What to do: Check each line of the material below for "τέκνον". Report how many have it, with no other words.

━━━━━ Records supplied

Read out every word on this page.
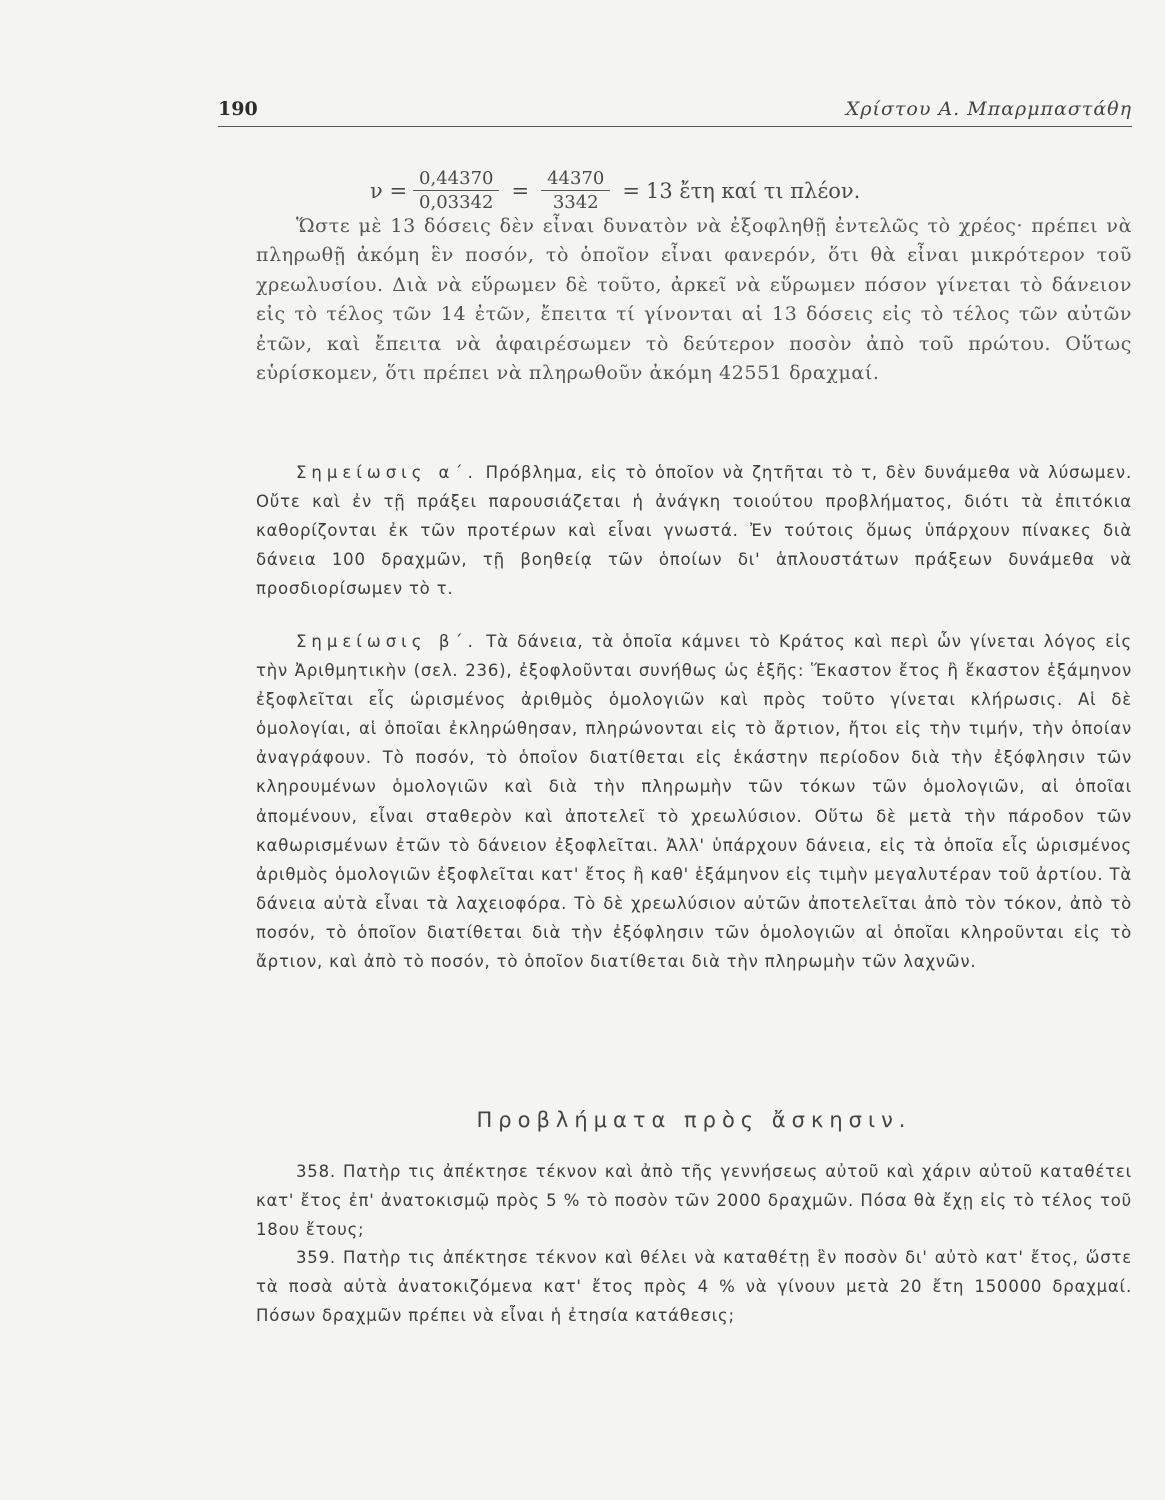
190	Χρίστου Α. Μπαρμπαστάθη
$\nu = \frac{0,44370}{0,03342} = \frac{44370}{3342} = 13$ ἔτη καί τι πλέον.

Ὥστε μὲ 13 δόσεις δὲν εἶναι δυνατὸν νὰ ἐξοφληθῇ ἐντελῶς τὸ χρέος· πρέπει νὰ πληρωθῇ ἀκόμη ἓν ποσόν, τὸ ὁποῖον εἶναι φανερόν, ὅτι θὰ εἶναι μικρότερον τοῦ χρεωλυσίου. Διὰ νὰ εὕρωμεν δὲ τοῦτο, ἀρκεῖ νὰ εὕρωμεν πόσον γίνεται τὸ δάνειον εἰς τὸ τέλος τῶν 14 ἐτῶν, ἔπειτα τί γίνονται αἱ 13 δόσεις εἰς τὸ τέλος τῶν αὐτῶν ἐτῶν, καὶ ἔπειτα νὰ ἀφαιρέσωμεν τὸ δεύτερον ποσὸν ἀπὸ τοῦ πρώτου. Οὕτως εὑρίσκομεν, ὅτι πρέπει νὰ πληρωθοῦν ἀκόμη 42551 δραχμαί.

Σημείωσις α΄. Πρόβλημα, εἰς τὸ ὁποῖον νὰ ζητῆται τὸ τ, δὲν δυνάμεθα νὰ λύσωμεν. Οὔτε καὶ ἐν τῇ πράξει παρουσιάζεται ἡ ἀνάγκη τοιούτου προβλήματος, διότι τὰ ἐπιτόκια καθορίζονται ἐκ τῶν προτέρων καὶ εἶναι γνωστά. Ἐν τούτοις ὅμως ὑπάρχουν πίνακες διὰ δάνεια 100 δραχμῶν, τῇ βοηθείᾳ τῶν ὁποίων δι' ἁπλουστάτων πράξεων δυνάμεθα νὰ προσδιορίσωμεν τὸ τ.

Σημείωσις β΄. Τὰ δάνεια, τὰ ὁποῖα κάμνει τὸ Κράτος καὶ περὶ ὧν γίνεται λόγος εἰς τὴν Ἀριθμητικὴν (σελ. 236), ἐξοφλοῦνται συνήθως ὡς ἑξῆς: Ἕκαστον ἔτος ἢ ἕκαστον ἑξάμηνον ἐξοφλεῖται εἷς ὡρισμένος ἀριθμὸς ὁμολογιῶν καὶ πρὸς τοῦτο γίνεται κλήρωσις. Αἱ δὲ ὁμολογίαι, αἱ ὁποῖαι ἐκληρώθησαν, πληρώνονται εἰς τὸ ἄρτιον, ἤτοι εἰς τὴν τιμήν, τὴν ὁποίαν ἀναγράφουν. Τὸ ποσόν, τὸ ὁποῖον διατίθεται εἰς ἑκάστην περίοδον διὰ τὴν ἐξόφλησιν τῶν κληρουμένων ὁμολογιῶν καὶ διὰ τὴν πληρωμὴν τῶν τόκων τῶν ὁμολογιῶν, αἱ ὁποῖαι ἀπομένουν, εἶναι σταθερὸν καὶ ἀποτελεῖ τὸ χρεωλύσιον. Οὕτω δὲ μετὰ τὴν πάροδον τῶν καθωρισμένων ἐτῶν τὸ δάνειον ἐξοφλεῖται. Ἀλλ' ὑπάρχουν δάνεια, εἰς τὰ ὁποῖα εἷς ὡρισμένος ἀριθμὸς ὁμολογιῶν ἐξοφλεῖται κατ' ἔτος ἢ καθ' ἑξάμηνον εἰς τιμὴν μεγαλυτέραν τοῦ ἀρτίου. Τὰ δάνεια αὐτὰ εἶναι τὰ λαχειοφόρα. Τὸ δὲ χρεωλύσιον αὐτῶν ἀποτελεῖται ἀπὸ τὸν τόκον, ἀπὸ τὸ ποσόν, τὸ ὁποῖον διατίθεται διὰ τὴν ἐξόφλησιν τῶν ὁμολογιῶν αἱ ὁποῖαι κληροῦνται εἰς τὸ ἄρτιον, καὶ ἀπὸ τὸ ποσόν, τὸ ὁποῖον διατίθεται διὰ τὴν πληρωμὴν τῶν λαχνῶν.

Προβλήματα πρὸς ἄσκησιν.

358. Πατὴρ τις ἀπέκτησε τέκνον καὶ ἀπὸ τῆς γεννήσεως αὐτοῦ καὶ χάριν αὐτοῦ καταθέτει κατ' ἔτος ἐπ' ἀνατοκισμῷ πρὸς 5 % τὸ ποσὸν τῶν 2000 δραχμῶν. Πόσα θὰ ἔχῃ εἰς τὸ τέλος τοῦ 18ου ἔτους;

359. Πατὴρ τις ἀπέκτησε τέκνον καὶ θέλει νὰ καταθέτῃ ἓν ποσὸν δι' αὐτὸ κατ' ἔτος, ὥστε τὰ ποσὰ αὐτὰ ἀνατοκιζόμενα κατ' ἔτος πρὸς 4 % νὰ γίνουν μετὰ 20 ἔτη 150000 δραχμαί. Πόσων δραχμῶν πρέπει νὰ εἶναι ἡ ἐτησία κατάθεσις;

━━━━━━━━━━

In response: 2